**SOURCE TEXT**
————

In real life economic terms, issuing the building permit is a wise move.  Obviously, it would be good for the builder and his customer who have already spent money.  But in economic development terms, creating obstacles to new home construction (which has been almost non-existent in the current economy) is not advisable – a new home increases the tax base incrementally, brings in development fees, gives the builder business which includes work for local construction workers, etc.

In land use terms, allowing the exemption would not change much in terms of the character of the built environment.  Allowing a prominent 3-car garage in a neighborhood with many similar garages would simply continue the development pattern in that area and prohibiting the garage massing would not change the overall suburban character of the neighborhood.

In legal terms, the Commission needs to find an acceptable justification for its interpretation.

8:29 pm. Steve Schmidt and his customer go to the microphone and asks for a quick resolution of the problem.  Using variations of my economic development description, he asks for a two stage resolution – first, let projects in process go forward.  Then, take the time to review the code and find the best long-term solution.  The impact on the customer is also being described – uncertainty with mortgage rates, bank fees incurred, moving dates, needing to find new temporary housing.

8:46 pm “An offense against the spirit of what we were trying to do” says Chair Schulte, about allowing the garage massing in this case – that spirit being the pedestrian friendly, non-automobile dominant, smart growth model.

8:51 pm Now the fun part – the roomful of builders has a chance to speak:

Jay Jasnoch: Questions the intent of the code, given his participation in the code development process.  Zeroes in on the planning commission objecting to a particular kind of “product” (builders call homes “products” – this term has always seemed strange to me), that is, the 3 car garage home typical in the existing subdivisions.  And, he notes that the subdivision design – its lot sizes, etc. – anticipated certain types of homes

Mark Gergen, Rosewood Estates: has 6 lots sold but not built.   Also has building permits under review where the garage is an issue.  “As a building community, we can address these issues and make it better” but asks for flexibility in rules rather than specific dimensional limitations.

Matt Reiland, Johnson-Reiland.  Notes that changes are being made in the building community which are in line with the new code like bringing the living space closer to the street rather than the garage the farthest forward.  Some debate with Michele Merxbauer about “primary facade” as part of how much garage one can build relative to the primary facade and much detail about the features of homes and facades.  I’m trying to learn to think like a builder, here.

————

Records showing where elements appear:
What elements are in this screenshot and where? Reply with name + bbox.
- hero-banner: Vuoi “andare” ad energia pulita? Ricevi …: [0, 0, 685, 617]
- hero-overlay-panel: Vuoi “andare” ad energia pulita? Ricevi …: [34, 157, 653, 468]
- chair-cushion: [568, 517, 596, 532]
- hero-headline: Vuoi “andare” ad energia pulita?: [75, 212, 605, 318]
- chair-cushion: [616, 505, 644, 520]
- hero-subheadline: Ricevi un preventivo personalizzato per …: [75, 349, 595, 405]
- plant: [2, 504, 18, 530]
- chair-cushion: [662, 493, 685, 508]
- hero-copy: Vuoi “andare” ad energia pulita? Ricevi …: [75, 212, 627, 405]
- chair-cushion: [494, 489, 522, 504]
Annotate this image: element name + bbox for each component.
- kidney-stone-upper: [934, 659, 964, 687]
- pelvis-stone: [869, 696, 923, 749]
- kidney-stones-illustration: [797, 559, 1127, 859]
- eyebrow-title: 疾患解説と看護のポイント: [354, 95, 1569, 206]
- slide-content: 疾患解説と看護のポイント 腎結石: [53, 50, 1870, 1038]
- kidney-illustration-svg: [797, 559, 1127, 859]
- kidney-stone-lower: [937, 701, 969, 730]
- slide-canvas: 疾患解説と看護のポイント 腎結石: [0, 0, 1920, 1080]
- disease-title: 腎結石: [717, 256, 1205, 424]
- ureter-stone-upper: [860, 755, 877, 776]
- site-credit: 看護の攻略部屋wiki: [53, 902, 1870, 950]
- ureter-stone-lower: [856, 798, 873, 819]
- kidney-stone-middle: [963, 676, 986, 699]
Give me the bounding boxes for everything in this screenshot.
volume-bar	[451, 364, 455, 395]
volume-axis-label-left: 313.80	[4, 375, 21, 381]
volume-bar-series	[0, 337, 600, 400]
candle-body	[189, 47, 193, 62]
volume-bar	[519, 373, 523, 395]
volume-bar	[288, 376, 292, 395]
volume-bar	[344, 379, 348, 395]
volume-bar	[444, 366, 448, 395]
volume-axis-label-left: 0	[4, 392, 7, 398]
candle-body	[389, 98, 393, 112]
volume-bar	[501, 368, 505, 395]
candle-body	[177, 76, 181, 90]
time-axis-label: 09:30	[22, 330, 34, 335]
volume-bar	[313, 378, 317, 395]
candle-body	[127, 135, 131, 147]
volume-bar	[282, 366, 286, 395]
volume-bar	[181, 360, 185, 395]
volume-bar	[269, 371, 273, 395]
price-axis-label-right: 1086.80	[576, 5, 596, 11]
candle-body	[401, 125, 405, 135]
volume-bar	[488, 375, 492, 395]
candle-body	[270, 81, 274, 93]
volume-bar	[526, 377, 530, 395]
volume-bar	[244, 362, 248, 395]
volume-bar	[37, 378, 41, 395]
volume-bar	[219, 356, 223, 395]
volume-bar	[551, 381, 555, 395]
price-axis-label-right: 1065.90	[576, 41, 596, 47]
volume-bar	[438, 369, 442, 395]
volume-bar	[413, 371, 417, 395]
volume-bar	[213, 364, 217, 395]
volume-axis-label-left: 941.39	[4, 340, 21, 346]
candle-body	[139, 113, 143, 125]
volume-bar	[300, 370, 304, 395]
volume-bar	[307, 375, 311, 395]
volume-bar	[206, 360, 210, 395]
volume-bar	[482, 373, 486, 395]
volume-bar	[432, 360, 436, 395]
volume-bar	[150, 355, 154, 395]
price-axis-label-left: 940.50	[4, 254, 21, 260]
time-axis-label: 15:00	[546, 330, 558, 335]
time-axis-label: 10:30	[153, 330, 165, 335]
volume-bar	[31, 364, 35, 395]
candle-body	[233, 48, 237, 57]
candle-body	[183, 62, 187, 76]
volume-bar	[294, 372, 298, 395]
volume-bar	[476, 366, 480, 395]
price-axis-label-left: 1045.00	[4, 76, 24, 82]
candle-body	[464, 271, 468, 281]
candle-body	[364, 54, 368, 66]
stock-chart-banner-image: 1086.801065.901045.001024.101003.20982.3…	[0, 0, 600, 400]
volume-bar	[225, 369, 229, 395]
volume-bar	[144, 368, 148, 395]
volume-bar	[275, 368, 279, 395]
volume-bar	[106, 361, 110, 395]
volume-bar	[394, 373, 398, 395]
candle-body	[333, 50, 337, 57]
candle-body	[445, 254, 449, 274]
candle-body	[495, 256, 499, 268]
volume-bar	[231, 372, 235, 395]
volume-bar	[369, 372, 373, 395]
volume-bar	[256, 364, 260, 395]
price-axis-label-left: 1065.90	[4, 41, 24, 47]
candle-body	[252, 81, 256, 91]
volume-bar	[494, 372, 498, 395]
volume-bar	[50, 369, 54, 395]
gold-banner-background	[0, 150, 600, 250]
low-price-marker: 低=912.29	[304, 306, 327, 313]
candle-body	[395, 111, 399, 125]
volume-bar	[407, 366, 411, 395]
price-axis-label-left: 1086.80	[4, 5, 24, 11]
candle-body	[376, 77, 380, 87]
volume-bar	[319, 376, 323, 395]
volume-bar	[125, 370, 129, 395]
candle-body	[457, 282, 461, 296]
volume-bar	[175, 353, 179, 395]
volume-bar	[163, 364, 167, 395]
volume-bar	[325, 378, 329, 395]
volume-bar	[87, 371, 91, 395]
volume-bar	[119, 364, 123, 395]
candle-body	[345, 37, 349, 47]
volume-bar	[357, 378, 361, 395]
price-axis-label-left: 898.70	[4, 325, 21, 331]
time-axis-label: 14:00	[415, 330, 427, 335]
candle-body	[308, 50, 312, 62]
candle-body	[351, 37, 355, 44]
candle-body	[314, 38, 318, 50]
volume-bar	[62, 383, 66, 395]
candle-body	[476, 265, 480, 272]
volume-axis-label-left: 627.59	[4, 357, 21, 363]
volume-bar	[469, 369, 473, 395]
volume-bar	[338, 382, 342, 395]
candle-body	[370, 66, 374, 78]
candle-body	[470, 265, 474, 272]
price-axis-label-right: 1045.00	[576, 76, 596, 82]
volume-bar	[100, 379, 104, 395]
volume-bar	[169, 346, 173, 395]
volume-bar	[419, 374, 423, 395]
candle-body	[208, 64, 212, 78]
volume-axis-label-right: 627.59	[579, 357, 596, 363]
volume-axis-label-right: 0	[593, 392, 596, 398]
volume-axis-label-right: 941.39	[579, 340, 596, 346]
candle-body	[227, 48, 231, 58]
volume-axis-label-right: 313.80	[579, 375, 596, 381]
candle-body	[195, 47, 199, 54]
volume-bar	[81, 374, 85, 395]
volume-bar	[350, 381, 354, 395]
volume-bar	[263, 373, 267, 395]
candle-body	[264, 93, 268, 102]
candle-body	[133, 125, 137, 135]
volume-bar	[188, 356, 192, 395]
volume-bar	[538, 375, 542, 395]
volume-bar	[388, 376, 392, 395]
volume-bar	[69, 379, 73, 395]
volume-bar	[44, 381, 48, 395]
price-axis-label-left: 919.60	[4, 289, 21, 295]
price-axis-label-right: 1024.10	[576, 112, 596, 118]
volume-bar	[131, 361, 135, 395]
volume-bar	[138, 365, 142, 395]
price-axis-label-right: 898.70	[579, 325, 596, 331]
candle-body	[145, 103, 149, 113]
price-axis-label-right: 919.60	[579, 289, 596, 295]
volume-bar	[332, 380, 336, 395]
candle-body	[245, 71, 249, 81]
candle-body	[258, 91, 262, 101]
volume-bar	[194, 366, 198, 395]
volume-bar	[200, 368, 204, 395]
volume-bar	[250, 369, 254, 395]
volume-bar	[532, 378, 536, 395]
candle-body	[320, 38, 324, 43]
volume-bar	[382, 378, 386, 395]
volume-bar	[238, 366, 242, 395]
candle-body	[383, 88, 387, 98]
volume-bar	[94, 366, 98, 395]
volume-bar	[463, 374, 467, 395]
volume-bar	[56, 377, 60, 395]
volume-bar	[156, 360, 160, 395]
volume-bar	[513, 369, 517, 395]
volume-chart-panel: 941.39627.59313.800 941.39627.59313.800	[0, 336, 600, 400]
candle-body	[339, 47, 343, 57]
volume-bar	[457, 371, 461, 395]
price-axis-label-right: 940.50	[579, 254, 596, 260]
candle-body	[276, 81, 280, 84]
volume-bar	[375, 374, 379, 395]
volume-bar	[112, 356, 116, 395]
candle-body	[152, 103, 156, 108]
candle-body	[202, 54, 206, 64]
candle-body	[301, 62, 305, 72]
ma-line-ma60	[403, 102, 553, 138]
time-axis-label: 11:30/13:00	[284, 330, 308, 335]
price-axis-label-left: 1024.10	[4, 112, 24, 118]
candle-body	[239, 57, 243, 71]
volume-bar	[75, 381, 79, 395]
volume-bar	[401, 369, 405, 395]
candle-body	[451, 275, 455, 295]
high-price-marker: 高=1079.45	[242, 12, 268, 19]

————

**GIVEN REQUEST**
Quote the meeting notes from "Mark Gergen, Rosewood" to "specific dimensional limitations.".

**THE COMPLETED TASK**
Mark Gergen, Rosewood Estates: has 6 lots sold but not built.   Also has building permits under review where the garage is an issue.  “As a building community, we can address these issues and make it better” but asks for flexibility in rules rather than specific dimensional limitations.